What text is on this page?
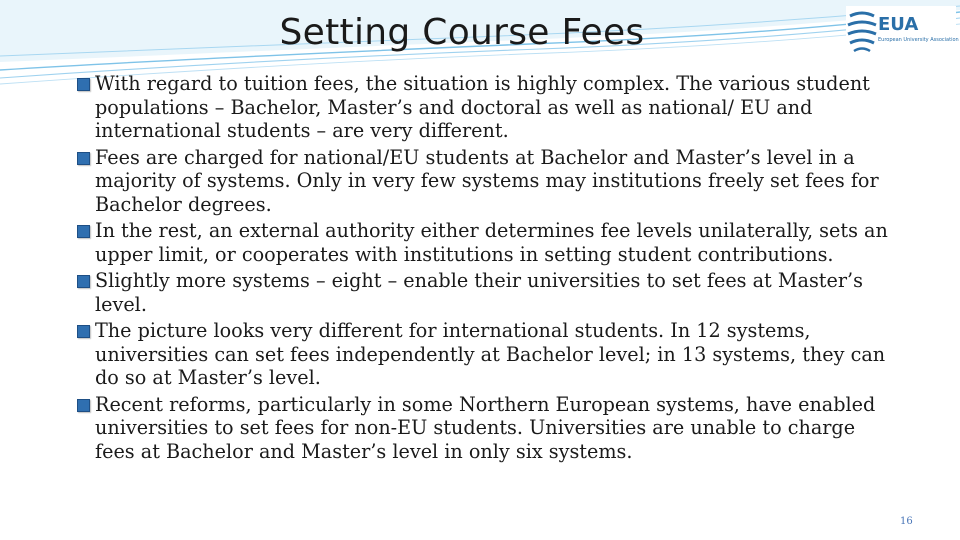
Setting Course Fees	EUA
European University Association
With regard to tuition fees, the situation is highly complex. The various student populations – Bachelor, Master’s and doctoral as well as national/ EU and international students – are very different.
Fees are charged for national/EU students at Bachelor and Master’s level in a majority of systems. Only in very few systems may institutions freely set fees for Bachelor degrees.
In the rest, an external authority either determines fee levels unilaterally, sets an upper limit, or cooperates with institutions in setting student contributions.
Slightly more systems – eight – enable their universities to set fees at Master’s level.
The picture looks very different for international students. In 12 systems, universities can set fees independently at Bachelor level; in 13 systems, they can do so at Master’s level.
Recent reforms, particularly in some Northern European systems, have enabled universities to set fees for non-EU students. Universities are unable to charge fees at Bachelor and Master’s level in only six systems.
16
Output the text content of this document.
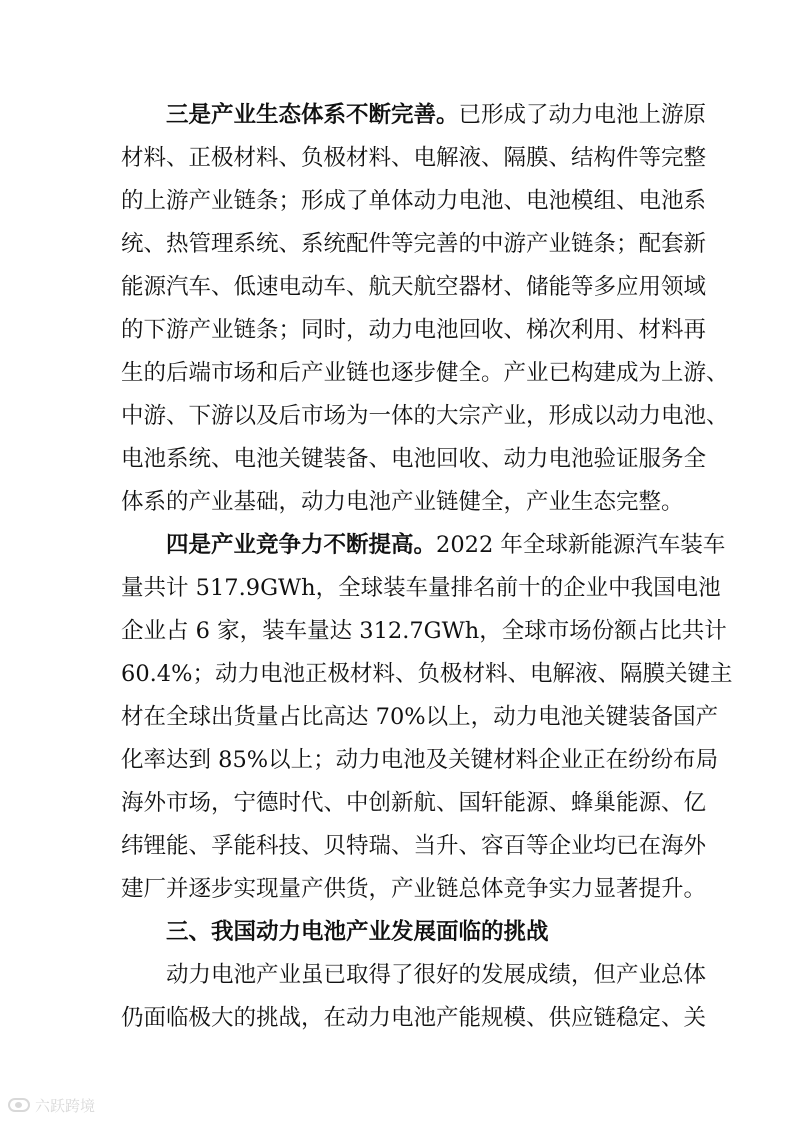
三是产业生态体系不断完善。已形成了动力电池上游原
材料、正极材料、负极材料、电解液、隔膜、结构件等完整
的上游产业链条；形成了单体动力电池、电池模组、电池系
统、热管理系统、系统配件等完善的中游产业链条；配套新
能源汽车、低速电动车、航天航空器材、储能等多应用领域
的下游产业链条；同时，动力电池回收、梯次利用、材料再
生的后端市场和后产业链也逐步健全。产业已构建成为上游、
中游、下游以及后市场为一体的大宗产业，形成以动力电池、
电池系统、电池关键装备、电池回收、动力电池验证服务全
体系的产业基础，动力电池产业链健全，产业生态完整。
四是产业竞争力不断提高。2022 年全球新能源汽车装车
量共计 517.9GWh，全球装车量排名前十的企业中我国电池
企业占 6 家，装车量达 312.7GWh，全球市场份额占比共计
60.4%；动力电池正极材料、负极材料、电解液、隔膜关键主
材在全球出货量占比高达 70%以上，动力电池关键装备国产
化率达到 85%以上；动力电池及关键材料企业正在纷纷布局
海外市场，宁德时代、中创新航、国轩能源、蜂巢能源、亿
纬锂能、孚能科技、贝特瑞、当升、容百等企业均已在海外
建厂并逐步实现量产供货，产业链总体竞争实力显著提升。
三、我国动力电池产业发展面临的挑战
动力电池产业虽已取得了很好的发展成绩，但产业总体
仍面临极大的挑战，在动力电池产能规模、供应链稳定、关
六跃跨境
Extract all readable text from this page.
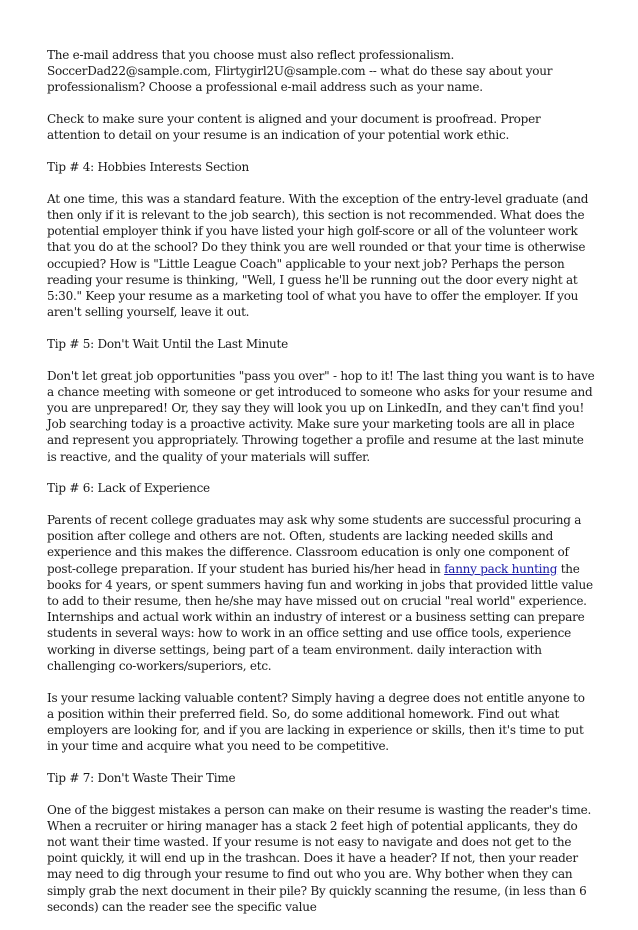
The e-mail address that you choose must also reflect professionalism. SoccerDad22@sample.com, Flirtygirl2U@sample.com -- what do these say about your professionalism? Choose a professional e-mail address such as your name.

Check to make sure your content is aligned and your document is proofread. Proper attention to detail on your resume is an indication of your potential work ethic.

Tip # 4: Hobbies Interests Section

At one time, this was a standard feature. With the exception of the entry-level graduate (and then only if it is relevant to the job search), this section is not recommended. What does the potential employer think if you have listed your high golf-score or all of the volunteer work that you do at the school? Do they think you are well rounded or that your time is otherwise occupied? How is "Little League Coach" applicable to your next job? Perhaps the person reading your resume is thinking, "Well, I guess he'll be running out the door every night at 5:30." Keep your resume as a marketing tool of what you have to offer the employer. If you aren't selling yourself, leave it out.

Tip # 5: Don't Wait Until the Last Minute

Don't let great job opportunities "pass you over" - hop to it! The last thing you want is to have a chance meeting with someone or get introduced to someone who asks for your resume and you are unprepared! Or, they say they will look you up on LinkedIn, and they can't find you! Job searching today is a proactive activity. Make sure your marketing tools are all in place and represent you appropriately. Throwing together a profile and resume at the last minute is reactive, and the quality of your materials will suffer.

Tip # 6: Lack of Experience

Parents of recent college graduates may ask why some students are successful procuring a position after college and others are not. Often, students are lacking needed skills and experience and this makes the difference. Classroom education is only one component of post-college preparation. If your student has buried his/her head in fanny pack hunting the books for 4 years, or spent summers having fun and working in jobs that provided little value to add to their resume, then he/she may have missed out on crucial "real world" experience. Internships and actual work within an industry of interest or a business setting can prepare students in several ways: how to work in an office setting and use office tools, experience working in diverse settings, being part of a team environment. daily interaction with challenging co-workers/superiors, etc.

Is your resume lacking valuable content? Simply having a degree does not entitle anyone to a position within their preferred field. So, do some additional homework. Find out what employers are looking for, and if you are lacking in experience or skills, then it's time to put in your time and acquire what you need to be competitive.

Tip # 7: Don't Waste Their Time

One of the biggest mistakes a person can make on their resume is wasting the reader's time. When a recruiter or hiring manager has a stack 2 feet high of potential applicants, they do not want their time wasted. If your resume is not easy to navigate and does not get to the point quickly, it will end up in the trashcan. Does it have a header? If not, then your reader may need to dig through your resume to find out who you are. Why bother when they can simply grab the next document in their pile? By quickly scanning the resume, (in less than 6 seconds) can the reader see the specific value
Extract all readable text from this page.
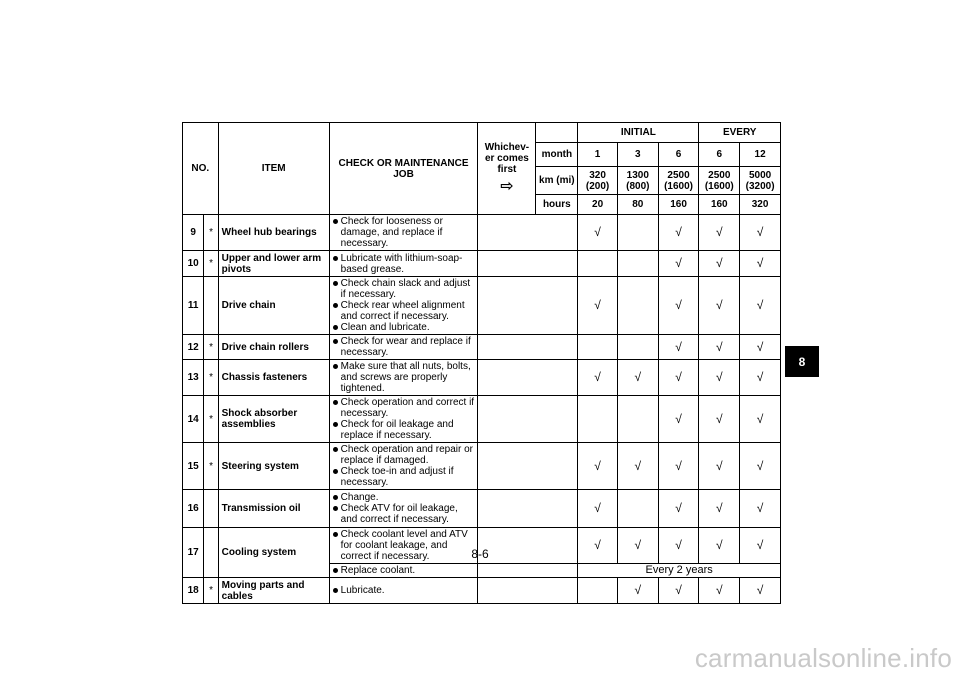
NO.		ITEM	CHECK OR MAINTENANCE JOB	Whichev-er comes first
⇨		INITIAL			EVERY	
					month	1	3	6	6	12
					km (mi)	320 (200)	1300 (800)	2500 (1600)	2500 (1600)	5000 (3200)
					hours	20	80	160	160	320
9	*	Wheel hub bearings	Check for looseness or damage, and replace if necessary.			√		√	√	√
10	*	Upper and lower arm pivots	Lubricate with lithium-soap-based grease.					√	√	√
11		Drive chain	Check chain slack and adjust if necessary.
Check rear wheel alignment and correct if necessary.
Clean and lubricate.			√		√	√	√
12	*	Drive chain rollers	Check for wear and replace if necessary.					√	√	√
13	*	Chassis fasteners	Make sure that all nuts, bolts, and screws are properly tightened.			√	√	√	√	√
14	*	Shock absorber assemblies	Check operation and correct if necessary.
Check for oil leakage and replace if necessary.					√	√	√
15	*	Steering system	Check operation and repair or replace if damaged.
Check toe-in and adjust if necessary.			√	√	√	√	√
16		Transmission oil	Change.
Check ATV for oil leakage, and correct if necessary.			√		√	√	√
17		Cooling system	Check coolant level and ATV for coolant leakage, and correct if necessary.			√	√	√	√	√

			Replace coolant.			Every 2 years				
18	*	Moving parts and cables	Lubricate.				√	√	√	√
8
8-6
carmanualsonline.info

Challenge – Reproduce each record above by retyping it exactly; omit all images.

Answer below –
What text is on this page?
Setting Course Fees	EUA
European University Association
With regard to tuition fees, the situation is highly complex. The various student populations – Bachelor, Master’s and doctoral as well as national/ EU and international students – are very different.
Fees are charged for national/EU students at Bachelor and Master’s level in a majority of systems. Only in very few systems may institutions freely set fees for Bachelor degrees.
In the rest, an external authority either determines fee levels unilaterally, sets an upper limit, or cooperates with institutions in setting student contributions.
Slightly more systems – eight – enable their universities to set fees at Master’s level.
The picture looks very different for international students. In 12 systems, universities can set fees independently at Bachelor level; in 13 systems, they can do so at Master’s level.
Recent reforms, particularly in some Northern European systems, have enabled universities to set fees for non-EU students. Universities are unable to charge fees at Bachelor and Master’s level in only six systems.
16
Output the text content of this document.
三是产业生态体系不断完善。已形成了动力电池上游原
材料、正极材料、负极材料、电解液、隔膜、结构件等完整
的上游产业链条；形成了单体动力电池、电池模组、电池系
统、热管理系统、系统配件等完善的中游产业链条；配套新
能源汽车、低速电动车、航天航空器材、储能等多应用领域
的下游产业链条；同时，动力电池回收、梯次利用、材料再
生的后端市场和后产业链也逐步健全。产业已构建成为上游、
中游、下游以及后市场为一体的大宗产业，形成以动力电池、
电池系统、电池关键装备、电池回收、动力电池验证服务全
体系的产业基础，动力电池产业链健全，产业生态完整。
四是产业竞争力不断提高。2022 年全球新能源汽车装车
量共计 517.9GWh，全球装车量排名前十的企业中我国电池
企业占 6 家，装车量达 312.7GWh，全球市场份额占比共计
60.4%；动力电池正极材料、负极材料、电解液、隔膜关键主
材在全球出货量占比高达 70%以上，动力电池关键装备国产
化率达到 85%以上；动力电池及关键材料企业正在纷纷布局
海外市场，宁德时代、中创新航、国轩能源、蜂巢能源、亿
纬锂能、孚能科技、贝特瑞、当升、容百等企业均已在海外
建厂并逐步实现量产供货，产业链总体竞争实力显著提升。
三、我国动力电池产业发展面临的挑战
动力电池产业虽已取得了很好的发展成绩，但产业总体
仍面临极大的挑战，在动力电池产能规模、供应链稳定、关
六跃跨境
Extract all readable text from this page.
The e-mail address that you choose must also reflect professionalism. SoccerDad22@sample.com, Flirtygirl2U@sample.com -- what do these say about your professionalism? Choose a professional e-mail address such as your name.

Check to make sure your content is aligned and your document is proofread. Proper attention to detail on your resume is an indication of your potential work ethic.

Tip # 4: Hobbies Interests Section

At one time, this was a standard feature. With the exception of the entry-level graduate (and then only if it is relevant to the job search), this section is not recommended. What does the potential employer think if you have listed your high golf-score or all of the volunteer work that you do at the school? Do they think you are well rounded or that your time is otherwise occupied? How is "Little League Coach" applicable to your next job? Perhaps the person reading your resume is thinking, "Well, I guess he'll be running out the door every night at 5:30." Keep your resume as a marketing tool of what you have to offer the employer. If you aren't selling yourself, leave it out.

Tip # 5: Don't Wait Until the Last Minute

Don't let great job opportunities "pass you over" - hop to it! The last thing you want is to have a chance meeting with someone or get introduced to someone who asks for your resume and you are unprepared! Or, they say they will look you up on LinkedIn, and they can't find you! Job searching today is a proactive activity. Make sure your marketing tools are all in place and represent you appropriately. Throwing together a profile and resume at the last minute is reactive, and the quality of your materials will suffer.

Tip # 6: Lack of Experience

Parents of recent college graduates may ask why some students are successful procuring a position after college and others are not. Often, students are lacking needed skills and experience and this makes the difference. Classroom education is only one component of post-college preparation. If your student has buried his/her head in fanny pack hunting the books for 4 years, or spent summers having fun and working in jobs that provided little value to add to their resume, then he/she may have missed out on crucial "real world" experience. Internships and actual work within an industry of interest or a business setting can prepare students in several ways: how to work in an office setting and use office tools, experience working in diverse settings, being part of a team environment. daily interaction with challenging co-workers/superiors, etc.

Is your resume lacking valuable content? Simply having a degree does not entitle anyone to a position within their preferred field. So, do some additional homework. Find out what employers are looking for, and if you are lacking in experience or skills, then it's time to put in your time and acquire what you need to be competitive.

Tip # 7: Don't Waste Their Time

One of the biggest mistakes a person can make on their resume is wasting the reader's time. When a recruiter or hiring manager has a stack 2 feet high of potential applicants, they do not want their time wasted. If your resume is not easy to navigate and does not get to the point quickly, it will end up in the trashcan. Does it have a header? If not, then your reader may need to dig through your resume to find out who you are. Why bother when they can simply grab the next document in their pile? By quickly scanning the resume, (in less than 6 seconds) can the reader see the specific value
Extract all readable text from this page.
NO.		ITEM	CHECK OR MAINTENANCE JOB	Whichev-er comes first
⇨		INITIAL			EVERY	
					month	1	3	6	6	12
					km (mi)	320 (200)	1300 (800)	2500 (1600)	2500 (1600)	5000 (3200)
					hours	20	80	160	160	320
9	*	Wheel hub bearings	Check for looseness or damage, and replace if necessary.			√		√	√	√
10	*	Upper and lower arm pivots	Lubricate with lithium-soap-based grease.					√	√	√
11		Drive chain	Check chain slack and adjust if necessary.
Check rear wheel alignment and correct if necessary.
Clean and lubricate.			√		√	√	√
12	*	Drive chain rollers	Check for wear and replace if necessary.					√	√	√
13	*	Chassis fasteners	Make sure that all nuts, bolts, and screws are properly tightened.			√	√	√	√	√
14	*	Shock absorber assemblies	Check operation and correct if necessary.
Check for oil leakage and replace if necessary.					√	√	√
15	*	Steering system	Check operation and repair or replace if damaged.
Check toe-in and adjust if necessary.			√	√	√	√	√
16		Transmission oil	Change.
Check ATV for oil leakage, and correct if necessary.			√		√	√	√
17		Cooling system	Check coolant level and ATV for coolant leakage, and correct if necessary.			√	√	√	√	√

			Replace coolant.			Every 2 years				
18	*	Moving parts and cables	Lubricate.				√	√	√	√
8
8-6
carmanualsonline.info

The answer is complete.